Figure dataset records
########

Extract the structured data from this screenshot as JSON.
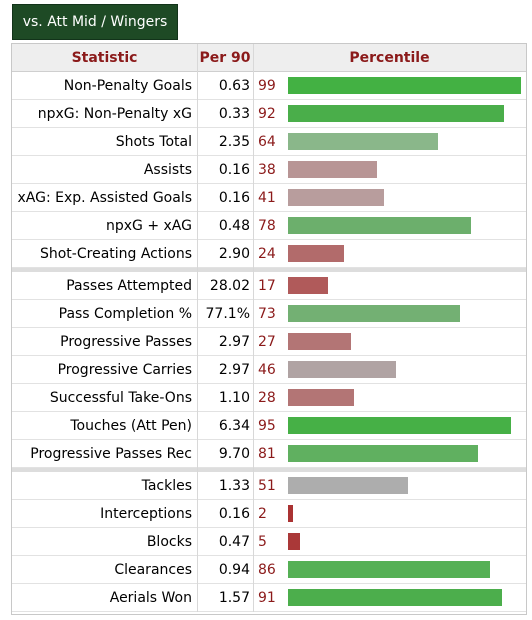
{
  "tab": {
    "label": "vs. Att Mid / Wingers"
  },
  "headers": {
    "statistic": "Statistic",
    "per90": "Per 90",
    "percentile": "Percentile"
  },
  "colors": {
    "header_text": "#8b1a1a",
    "tab_bg": "#1e4a25"
  },
  "groups": [
    [
      {
        "stat": "Non-Penalty Goals",
        "per90": "0.63",
        "pct": 99,
        "color": "#43b143"
      },
      {
        "stat": "npxG: Non-Penalty xG",
        "per90": "0.33",
        "pct": 92,
        "color": "#4aae4a"
      },
      {
        "stat": "Shots Total",
        "per90": "2.35",
        "pct": 64,
        "color": "#8ab78a"
      },
      {
        "stat": "Assists",
        "per90": "0.16",
        "pct": 38,
        "color": "#b89595"
      },
      {
        "stat": "xAG: Exp. Assisted Goals",
        "per90": "0.16",
        "pct": 41,
        "color": "#b89d9d"
      },
      {
        "stat": "npxG + xAG",
        "per90": "0.48",
        "pct": 78,
        "color": "#6caf6c"
      },
      {
        "stat": "Shot-Creating Actions",
        "per90": "2.90",
        "pct": 24,
        "color": "#b26b6b"
      }
    ],
    [
      {
        "stat": "Passes Attempted",
        "per90": "28.02",
        "pct": 17,
        "color": "#b05a5a"
      },
      {
        "stat": "Pass Completion %",
        "per90": "77.1%",
        "pct": 73,
        "color": "#73b073"
      },
      {
        "stat": "Progressive Passes",
        "per90": "2.97",
        "pct": 27,
        "color": "#b37575"
      },
      {
        "stat": "Progressive Carries",
        "per90": "2.97",
        "pct": 46,
        "color": "#b0a3a3"
      },
      {
        "stat": "Successful Take-Ons",
        "per90": "1.10",
        "pct": 28,
        "color": "#b37575"
      },
      {
        "stat": "Touches (Att Pen)",
        "per90": "6.34",
        "pct": 95,
        "color": "#46b046"
      },
      {
        "stat": "Progressive Passes Rec",
        "per90": "9.70",
        "pct": 81,
        "color": "#60b060"
      }
    ],
    [
      {
        "stat": "Tackles",
        "per90": "1.33",
        "pct": 51,
        "color": "#adadad"
      },
      {
        "stat": "Interceptions",
        "per90": "0.16",
        "pct": 2,
        "color": "#aa3232"
      },
      {
        "stat": "Blocks",
        "per90": "0.47",
        "pct": 5,
        "color": "#aa3838"
      },
      {
        "stat": "Clearances",
        "per90": "0.94",
        "pct": 86,
        "color": "#55b055"
      },
      {
        "stat": "Aerials Won",
        "per90": "1.57",
        "pct": 91,
        "color": "#4cae4c"
      }
    ]
  ]
}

########

SET TASK
Using the listing above, locate the lines that hold "Goals" and copy each one.

ANSWER IN FULL
        "stat": "Non-Penalty Goals",
        "stat": "xAG: Exp. Assisted Goals",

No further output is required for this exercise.